The problem:
Find and copy lines holding "Water".

Dataset items
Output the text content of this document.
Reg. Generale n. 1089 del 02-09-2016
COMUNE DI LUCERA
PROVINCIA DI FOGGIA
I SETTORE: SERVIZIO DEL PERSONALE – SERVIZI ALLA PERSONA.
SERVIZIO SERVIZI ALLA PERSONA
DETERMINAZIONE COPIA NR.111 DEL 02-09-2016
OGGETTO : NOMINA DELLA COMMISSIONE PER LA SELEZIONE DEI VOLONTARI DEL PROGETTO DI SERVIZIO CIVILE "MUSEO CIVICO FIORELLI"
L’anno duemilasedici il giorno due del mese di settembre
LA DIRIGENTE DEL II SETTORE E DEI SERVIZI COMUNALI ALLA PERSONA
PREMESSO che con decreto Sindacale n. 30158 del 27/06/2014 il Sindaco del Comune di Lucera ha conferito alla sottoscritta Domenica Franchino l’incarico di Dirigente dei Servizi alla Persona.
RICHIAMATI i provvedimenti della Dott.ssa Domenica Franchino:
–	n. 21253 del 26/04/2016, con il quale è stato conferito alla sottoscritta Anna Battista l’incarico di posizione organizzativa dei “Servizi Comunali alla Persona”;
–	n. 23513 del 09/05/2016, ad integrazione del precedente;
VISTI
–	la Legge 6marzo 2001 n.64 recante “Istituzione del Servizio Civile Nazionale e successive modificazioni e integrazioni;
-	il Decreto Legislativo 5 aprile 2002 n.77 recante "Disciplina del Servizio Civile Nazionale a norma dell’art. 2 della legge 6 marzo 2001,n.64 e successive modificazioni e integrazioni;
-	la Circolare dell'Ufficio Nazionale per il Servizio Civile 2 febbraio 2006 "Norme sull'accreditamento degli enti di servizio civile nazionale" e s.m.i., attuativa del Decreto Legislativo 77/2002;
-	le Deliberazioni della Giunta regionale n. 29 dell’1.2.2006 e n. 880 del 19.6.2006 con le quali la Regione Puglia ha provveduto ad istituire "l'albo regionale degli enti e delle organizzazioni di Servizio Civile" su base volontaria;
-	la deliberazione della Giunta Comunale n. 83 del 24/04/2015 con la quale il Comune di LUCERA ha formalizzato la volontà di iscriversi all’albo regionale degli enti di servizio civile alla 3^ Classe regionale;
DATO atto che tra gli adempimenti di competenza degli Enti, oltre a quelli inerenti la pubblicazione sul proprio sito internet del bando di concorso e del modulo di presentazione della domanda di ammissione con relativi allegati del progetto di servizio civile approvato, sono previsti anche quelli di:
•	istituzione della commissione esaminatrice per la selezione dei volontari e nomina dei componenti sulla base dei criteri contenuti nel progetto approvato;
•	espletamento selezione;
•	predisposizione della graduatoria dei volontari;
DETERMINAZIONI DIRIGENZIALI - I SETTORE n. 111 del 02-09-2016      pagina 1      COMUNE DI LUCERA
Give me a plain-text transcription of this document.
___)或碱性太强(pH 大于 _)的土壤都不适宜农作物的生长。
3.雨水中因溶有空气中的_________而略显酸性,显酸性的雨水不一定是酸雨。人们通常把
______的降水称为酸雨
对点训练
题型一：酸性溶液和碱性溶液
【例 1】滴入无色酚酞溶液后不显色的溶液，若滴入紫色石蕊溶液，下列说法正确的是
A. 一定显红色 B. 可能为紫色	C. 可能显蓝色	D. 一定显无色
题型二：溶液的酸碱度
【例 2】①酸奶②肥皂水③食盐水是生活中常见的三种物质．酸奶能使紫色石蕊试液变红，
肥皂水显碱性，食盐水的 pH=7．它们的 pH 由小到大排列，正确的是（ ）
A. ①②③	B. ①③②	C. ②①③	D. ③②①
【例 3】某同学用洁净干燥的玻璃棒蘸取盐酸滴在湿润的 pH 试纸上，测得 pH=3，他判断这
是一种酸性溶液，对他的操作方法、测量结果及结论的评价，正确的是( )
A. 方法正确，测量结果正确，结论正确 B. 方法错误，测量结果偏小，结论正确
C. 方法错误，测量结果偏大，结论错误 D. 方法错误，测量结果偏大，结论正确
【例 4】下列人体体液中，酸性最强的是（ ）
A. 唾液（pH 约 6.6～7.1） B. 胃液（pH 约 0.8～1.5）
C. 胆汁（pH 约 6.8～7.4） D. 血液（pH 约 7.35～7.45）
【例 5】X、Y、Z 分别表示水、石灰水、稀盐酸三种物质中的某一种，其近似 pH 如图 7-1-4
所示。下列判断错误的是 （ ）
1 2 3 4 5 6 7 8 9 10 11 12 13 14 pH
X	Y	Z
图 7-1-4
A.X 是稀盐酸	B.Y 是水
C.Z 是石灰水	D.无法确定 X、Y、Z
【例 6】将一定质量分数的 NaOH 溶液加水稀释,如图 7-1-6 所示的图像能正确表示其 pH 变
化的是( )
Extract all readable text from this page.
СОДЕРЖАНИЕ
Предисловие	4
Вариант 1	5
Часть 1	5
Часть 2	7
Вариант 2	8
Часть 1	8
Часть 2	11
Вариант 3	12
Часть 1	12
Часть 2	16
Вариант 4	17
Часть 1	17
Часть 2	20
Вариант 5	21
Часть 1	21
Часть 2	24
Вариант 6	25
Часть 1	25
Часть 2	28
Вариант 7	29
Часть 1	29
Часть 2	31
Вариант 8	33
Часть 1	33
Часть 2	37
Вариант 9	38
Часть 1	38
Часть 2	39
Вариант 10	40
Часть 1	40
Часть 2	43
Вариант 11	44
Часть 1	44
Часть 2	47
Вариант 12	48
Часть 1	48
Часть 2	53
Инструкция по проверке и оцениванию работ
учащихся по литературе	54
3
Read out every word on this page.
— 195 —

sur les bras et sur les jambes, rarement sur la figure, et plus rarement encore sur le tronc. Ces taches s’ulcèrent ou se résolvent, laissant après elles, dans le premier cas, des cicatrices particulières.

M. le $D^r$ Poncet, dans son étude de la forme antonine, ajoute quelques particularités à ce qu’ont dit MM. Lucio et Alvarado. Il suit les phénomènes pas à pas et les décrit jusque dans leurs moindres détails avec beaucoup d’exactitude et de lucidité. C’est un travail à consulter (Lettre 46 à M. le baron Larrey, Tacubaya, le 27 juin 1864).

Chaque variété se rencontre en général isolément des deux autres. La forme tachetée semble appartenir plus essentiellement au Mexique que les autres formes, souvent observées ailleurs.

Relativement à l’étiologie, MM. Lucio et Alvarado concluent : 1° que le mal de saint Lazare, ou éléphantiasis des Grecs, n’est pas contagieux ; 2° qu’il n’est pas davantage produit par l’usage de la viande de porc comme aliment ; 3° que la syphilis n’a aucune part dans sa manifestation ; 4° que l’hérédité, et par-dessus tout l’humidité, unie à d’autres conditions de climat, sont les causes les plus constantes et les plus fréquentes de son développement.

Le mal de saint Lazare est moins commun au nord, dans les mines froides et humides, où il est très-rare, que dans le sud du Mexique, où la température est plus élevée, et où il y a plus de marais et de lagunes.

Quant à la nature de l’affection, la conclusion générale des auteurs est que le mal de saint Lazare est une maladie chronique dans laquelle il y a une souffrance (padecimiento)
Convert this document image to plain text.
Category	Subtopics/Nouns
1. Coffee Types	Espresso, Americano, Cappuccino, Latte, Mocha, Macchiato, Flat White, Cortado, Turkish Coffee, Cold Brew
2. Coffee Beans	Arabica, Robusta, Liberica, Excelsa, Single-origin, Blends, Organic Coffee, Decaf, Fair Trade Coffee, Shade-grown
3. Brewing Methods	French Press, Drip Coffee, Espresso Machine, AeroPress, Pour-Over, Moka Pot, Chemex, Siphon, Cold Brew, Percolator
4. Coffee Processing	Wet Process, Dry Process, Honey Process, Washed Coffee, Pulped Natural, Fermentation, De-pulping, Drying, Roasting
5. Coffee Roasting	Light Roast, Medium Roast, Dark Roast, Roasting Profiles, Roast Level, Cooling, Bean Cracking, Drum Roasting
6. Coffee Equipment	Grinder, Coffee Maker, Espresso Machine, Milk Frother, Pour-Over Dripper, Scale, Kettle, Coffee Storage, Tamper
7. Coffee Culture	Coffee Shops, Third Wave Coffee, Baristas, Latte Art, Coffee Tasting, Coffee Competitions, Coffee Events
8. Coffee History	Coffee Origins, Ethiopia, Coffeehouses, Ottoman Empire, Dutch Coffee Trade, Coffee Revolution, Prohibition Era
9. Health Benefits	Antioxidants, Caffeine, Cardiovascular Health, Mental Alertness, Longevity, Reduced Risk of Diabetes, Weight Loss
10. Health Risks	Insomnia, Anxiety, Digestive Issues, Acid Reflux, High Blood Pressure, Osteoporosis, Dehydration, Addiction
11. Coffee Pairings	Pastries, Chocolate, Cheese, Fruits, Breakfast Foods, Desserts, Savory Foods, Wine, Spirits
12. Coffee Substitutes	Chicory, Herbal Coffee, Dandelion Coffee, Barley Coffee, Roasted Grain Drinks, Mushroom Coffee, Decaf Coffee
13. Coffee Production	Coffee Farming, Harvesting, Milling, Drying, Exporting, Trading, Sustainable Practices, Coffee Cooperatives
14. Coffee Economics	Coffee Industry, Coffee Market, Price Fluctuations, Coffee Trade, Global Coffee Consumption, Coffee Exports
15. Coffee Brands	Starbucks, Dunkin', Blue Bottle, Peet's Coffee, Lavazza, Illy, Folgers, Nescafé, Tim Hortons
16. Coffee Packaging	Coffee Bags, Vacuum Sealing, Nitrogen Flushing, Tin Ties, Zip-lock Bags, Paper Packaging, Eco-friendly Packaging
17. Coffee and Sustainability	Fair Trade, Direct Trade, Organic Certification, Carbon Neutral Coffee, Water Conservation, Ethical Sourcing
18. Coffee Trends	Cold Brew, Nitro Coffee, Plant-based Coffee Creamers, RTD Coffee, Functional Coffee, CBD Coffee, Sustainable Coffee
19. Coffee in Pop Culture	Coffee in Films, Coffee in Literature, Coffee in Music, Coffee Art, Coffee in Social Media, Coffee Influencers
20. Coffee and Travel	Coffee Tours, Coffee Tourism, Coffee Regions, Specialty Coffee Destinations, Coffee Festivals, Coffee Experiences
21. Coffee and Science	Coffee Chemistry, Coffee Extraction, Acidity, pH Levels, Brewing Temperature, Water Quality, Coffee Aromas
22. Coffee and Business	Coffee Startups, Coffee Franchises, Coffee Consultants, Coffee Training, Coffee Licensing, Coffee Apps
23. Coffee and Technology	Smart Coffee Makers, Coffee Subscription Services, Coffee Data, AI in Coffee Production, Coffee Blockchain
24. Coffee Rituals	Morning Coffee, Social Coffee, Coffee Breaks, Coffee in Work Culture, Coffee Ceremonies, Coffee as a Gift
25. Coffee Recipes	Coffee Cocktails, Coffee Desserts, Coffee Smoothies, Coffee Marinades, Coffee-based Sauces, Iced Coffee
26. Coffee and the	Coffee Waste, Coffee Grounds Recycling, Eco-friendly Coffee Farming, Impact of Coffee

Full solution:
17. Coffee and Sustainability	Fair Trade, Direct Trade, Organic Certification, Carbon Neutral Coffee, Water Conservation, Ethical Sourcing
21. Coffee and Science	Coffee Chemistry, Coffee Extraction, Acidity, pH Levels, Brewing Temperature, Water Quality, Coffee Aromas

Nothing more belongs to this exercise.